EXERCISE —
Reproduce all lines of the listing below in which the word "screenshot" occurs.

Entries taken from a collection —

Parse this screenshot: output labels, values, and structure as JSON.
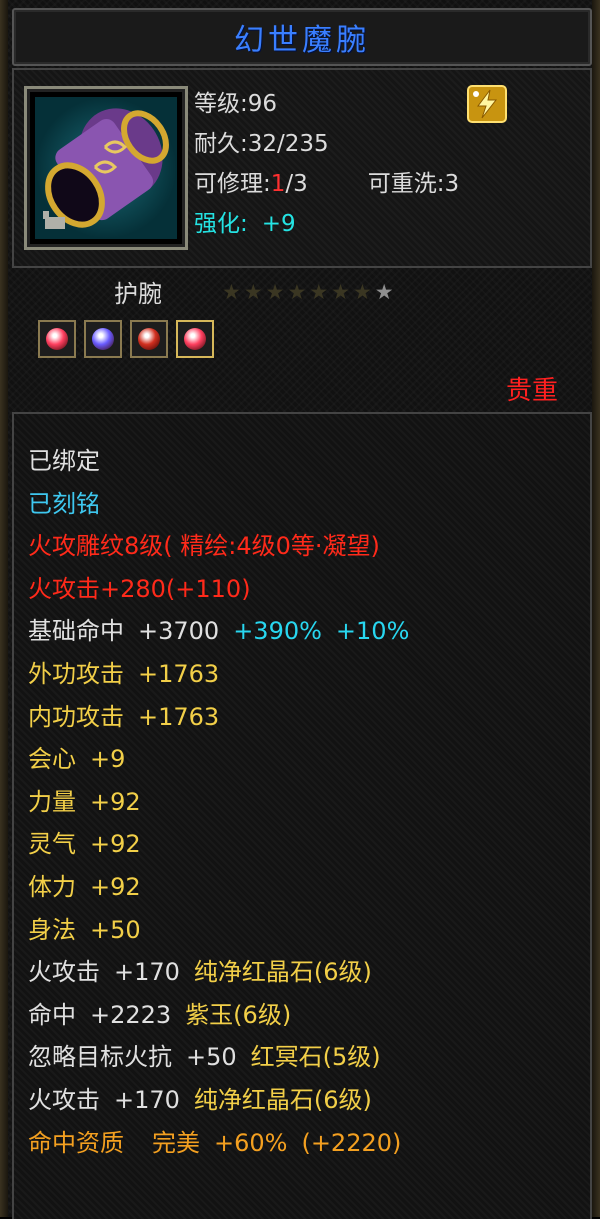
{
  "item": {
    "name": "幻世魔腕",
    "level": "等级:96",
    "durability": "耐久:32/235",
    "repair_prefix": "可修理:",
    "repair_current": "1",
    "repair_suffix": "/3",
    "rewash": "可重洗:3",
    "enhance_label": "强化:",
    "enhance_value": "+9",
    "type": "护腕",
    "stars_total": 8,
    "stars_lit": 1,
    "quality": "贵重"
  },
  "gems": [
    {
      "icon": "red-gem-icon",
      "color": "#ff4060"
    },
    {
      "icon": "purple-gem-icon",
      "color": "#6a5cff"
    },
    {
      "icon": "red-crystal-icon",
      "color": "#d23020"
    },
    {
      "icon": "red-gem-icon",
      "color": "#ff4060"
    }
  ],
  "attributes": {
    "bound": "已绑定",
    "engraved": "已刻铭",
    "carve": "火攻雕纹8级( 精绘:4级0等·凝望)",
    "fire_attack": "火攻击+280(+110)",
    "base_hit_label": "基础命中",
    "base_hit_value": "+3700",
    "base_hit_bonus1": "+390%",
    "base_hit_bonus2": "+10%",
    "outer_attack_label": "外功攻击",
    "outer_attack_value": "+1763",
    "inner_attack_label": "内功攻击",
    "inner_attack_value": "+1763",
    "crit_label": "会心",
    "crit_value": "+9",
    "strength_label": "力量",
    "strength_value": "+92",
    "spirit_label": "灵气",
    "spirit_value": "+92",
    "stamina_label": "体力",
    "stamina_value": "+92",
    "agility_label": "身法",
    "agility_value": "+50",
    "gem1_label": "火攻击",
    "gem1_value": "+170",
    "gem1_name": "纯净红晶石(6级)",
    "gem2_label": "命中",
    "gem2_value": "+2223",
    "gem2_name": "紫玉(6级)",
    "gem3_label": "忽略目标火抗",
    "gem3_value": "+50",
    "gem3_name": "红冥石(5级)",
    "gem4_label": "火攻击",
    "gem4_value": "+170",
    "gem4_name": "纯净红晶石(6级)",
    "aptitude_label": "命中资质",
    "aptitude_grade": "完美",
    "aptitude_value": "+60%",
    "aptitude_bonus": "(+2220)"
  },
  "colors": {
    "title": "#3a7fff",
    "quality": "#ff2020",
    "enhance": "#24e3e3"
  }
}
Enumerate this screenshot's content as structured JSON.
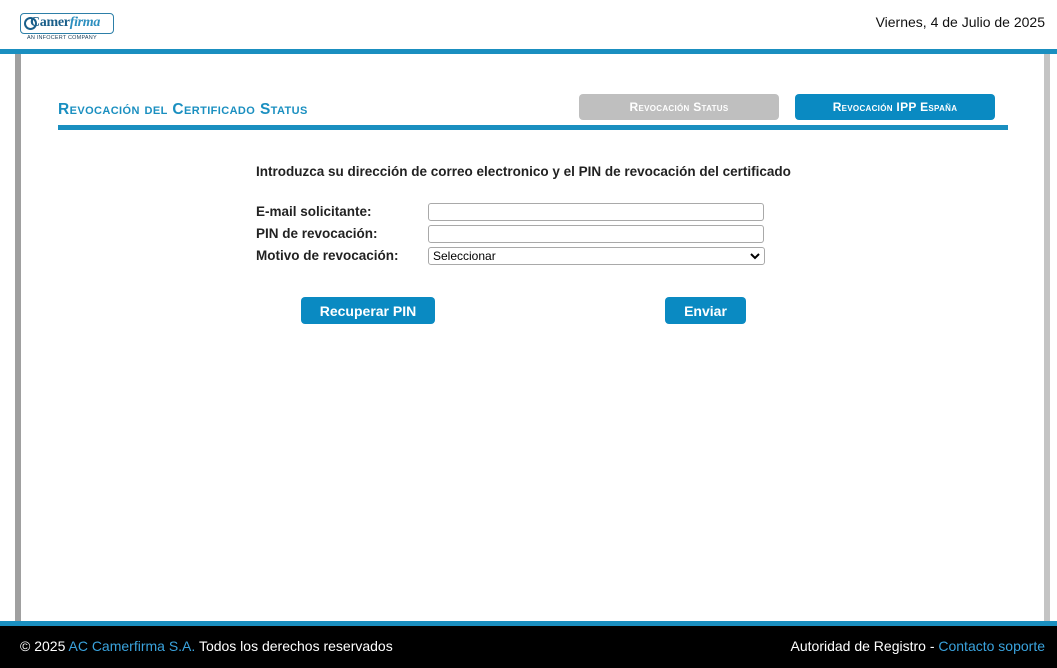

OUTPUT —
Parse this screenshot: output labels, values, and structure as JSON.
Enumerate this screenshot's content as structured JSON.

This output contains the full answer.